### Direction
Copy all the entries below exactly, but not the pictures.

### Data records
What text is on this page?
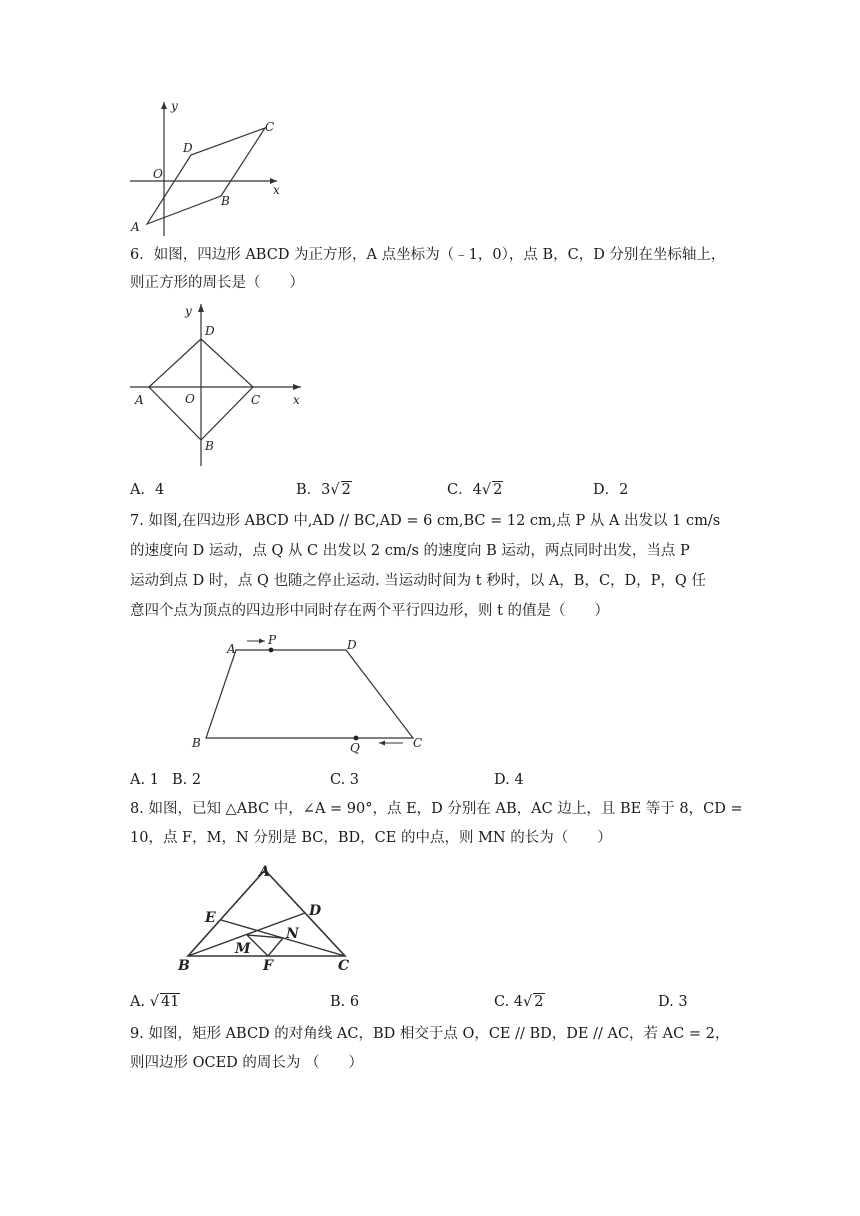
y
x
O
A
B
C
D
6．如图，四边形 ABCD 为正方形，A 点坐标为（﹣1，0），点 B，C，D 分别在坐标轴上，
则正方形的周长是（　　）
y
x
O
A
B
C
D
A．4	B．3√ 2	C．4√ 2	D．2
7. 如图,在四边形 ABCD 中,AD // BC,AD = 6 cm,BC = 12 cm,点 P 从 A 出发以 1 cm/s
的速度向 D 运动，点 Q 从 C 出发以 2 cm/s 的速度向 B 运动，两点同时出发，当点 P
运动到点 D 时，点 Q 也随之停止运动. 当运动时间为 t 秒时，以 A，B，C，D，P，Q 任
意四个点为顶点的四边形中同时存在两个平行四边形，则 t 的值是（　　）
A
P	D
B	Q	C
A. 1 B. 2	C. 3	D. 4
8. 如图，已知 △ABC 中，∠A = 90°，点 E，D 分别在 AB，AC 边上，且 BE 等于 8，CD =
10，点 F，M，N 分别是 BC，BD，CE 的中点，则 MN 的长为（　　）
A
E	D
N
M
B	F	C
A. √ 41	B. 6	C. 4√ 2	D. 3
9. 如图，矩形 ABCD 的对角线 AC，BD 相交于点 O，CE // BD，DE // AC，若 AC = 2，
则四边形 OCED 的周长为 （　　）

### Exercise result
What text is on this page?
y
x
O
A
B
C
D
6．如图，四边形 ABCD 为正方形，A 点坐标为（﹣1，0），点 B，C，D 分别在坐标轴上，
则正方形的周长是（　　）
y
x
O
A
B
C
D
A．4	B．3√ 2	C．4√ 2	D．2
7. 如图,在四边形 ABCD 中,AD // BC,AD = 6 cm,BC = 12 cm,点 P 从 A 出发以 1 cm/s
的速度向 D 运动，点 Q 从 C 出发以 2 cm/s 的速度向 B 运动，两点同时出发，当点 P
运动到点 D 时，点 Q 也随之停止运动. 当运动时间为 t 秒时，以 A，B，C，D，P，Q 任
意四个点为顶点的四边形中同时存在两个平行四边形，则 t 的值是（　　）
A
P	D
B	Q	C
A. 1 B. 2	C. 3	D. 4
8. 如图，已知 △ABC 中，∠A = 90°，点 E，D 分别在 AB，AC 边上，且 BE 等于 8，CD =
10，点 F，M，N 分别是 BC，BD，CE 的中点，则 MN 的长为（　　）
A
E	D
N
M
B	F	C
A. √ 41	B. 6	C. 4√ 2	D. 3
9. 如图，矩形 ABCD 的对角线 AC，BD 相交于点 O，CE // BD，DE // AC，若 AC = 2，
则四边形 OCED 的周长为 （　　）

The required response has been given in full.